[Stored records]

··········

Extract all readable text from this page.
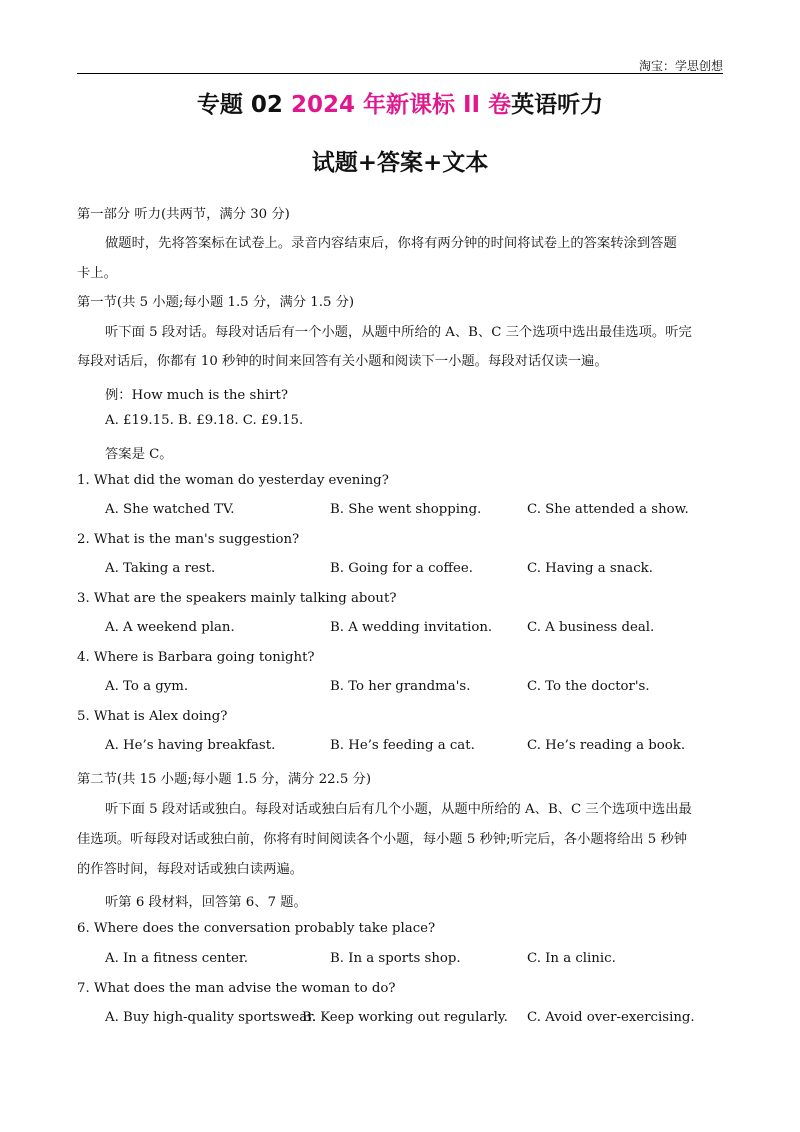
淘宝：学思创想
专题 02 2024 年新课标 II 卷英语听力
试题+答案+文本
第一部分 听力(共两节，满分 30 分)
做题时，先将答案标在试卷上。录音内容结束后，你将有两分钟的时间将试卷上的答案转涂到答题
卡上。
第一节(共 5 小题;每小题 1.5 分，满分 1.5 分)
听下面 5 段对话。每段对话后有一个小题，从题中所给的 A、B、C 三个选项中选出最佳选项。听完
每段对话后，你都有 10 秒钟的时间来回答有关小题和阅读下一小题。每段对话仅读一遍。
例：How much is the shirt?
A. £19.15. B. £9.18. C. £9.15.
答案是 C。
1. What did the woman do yesterday evening?
A. She watched TV.	B. She went shopping.	C. She attended a show.
2. What is the man's suggestion?
A. Taking a rest.	B. Going for a coffee.	C. Having a snack.
3. What are the speakers mainly talking about?
A. A weekend plan.	B. A wedding invitation.	C. A business deal.
4. Where is Barbara going tonight?
A. To a gym.	B. To her grandma's.	C. To the doctor's.
5. What is Alex doing?
A. He’s having breakfast.	B. He’s feeding a cat.	C. He’s reading a book.
第二节(共 15 小题;每小题 1.5 分，满分 22.5 分)
听下面 5 段对话或独白。每段对话或独白后有几个小题，从题中所给的 A、B、C 三个选项中选出最
佳选项。听每段对话或独白前，你将有时间阅读各个小题，每小题 5 秒钟;听完后，各小题将给出 5 秒钟
的作答时间，每段对话或独白读两遍。
听第 6 段材料，回答第 6、7 题。
6. Where does the conversation probably take place?
A. In a fitness center.	B. In a sports shop.	C. In a clinic.
7. What does the man advise the woman to do?
A. Buy high-quality sportswear.
B. Keep working out regularly. C. Avoid over-exercising.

··········

### What to produce
Nothing in the entries should change as you copy them, except that the pictures are left out.

### Written answer
Extract all readable text from this page.
淘宝：学思创想
专题 02 2024 年新课标 II 卷英语听力
试题+答案+文本
第一部分 听力(共两节，满分 30 分)
做题时，先将答案标在试卷上。录音内容结束后，你将有两分钟的时间将试卷上的答案转涂到答题
卡上。
第一节(共 5 小题;每小题 1.5 分，满分 1.5 分)
听下面 5 段对话。每段对话后有一个小题，从题中所给的 A、B、C 三个选项中选出最佳选项。听完
每段对话后，你都有 10 秒钟的时间来回答有关小题和阅读下一小题。每段对话仅读一遍。
例：How much is the shirt?
A. £19.15. B. £9.18. C. £9.15.
答案是 C。
1. What did the woman do yesterday evening?
A. She watched TV.	B. She went shopping.	C. She attended a show.
2. What is the man's suggestion?
A. Taking a rest.	B. Going for a coffee.	C. Having a snack.
3. What are the speakers mainly talking about?
A. A weekend plan.	B. A wedding invitation.	C. A business deal.
4. Where is Barbara going tonight?
A. To a gym.	B. To her grandma's.	C. To the doctor's.
5. What is Alex doing?
A. He’s having breakfast.	B. He’s feeding a cat.	C. He’s reading a book.
第二节(共 15 小题;每小题 1.5 分，满分 22.5 分)
听下面 5 段对话或独白。每段对话或独白后有几个小题，从题中所给的 A、B、C 三个选项中选出最
佳选项。听每段对话或独白前，你将有时间阅读各个小题，每小题 5 秒钟;听完后，各小题将给出 5 秒钟
的作答时间，每段对话或独白读两遍。
听第 6 段材料，回答第 6、7 题。
6. Where does the conversation probably take place?
A. In a fitness center.	B. In a sports shop.	C. In a clinic.
7. What does the man advise the woman to do?
A. Buy high-quality sportswear.
B. Keep working out regularly. C. Avoid over-exercising.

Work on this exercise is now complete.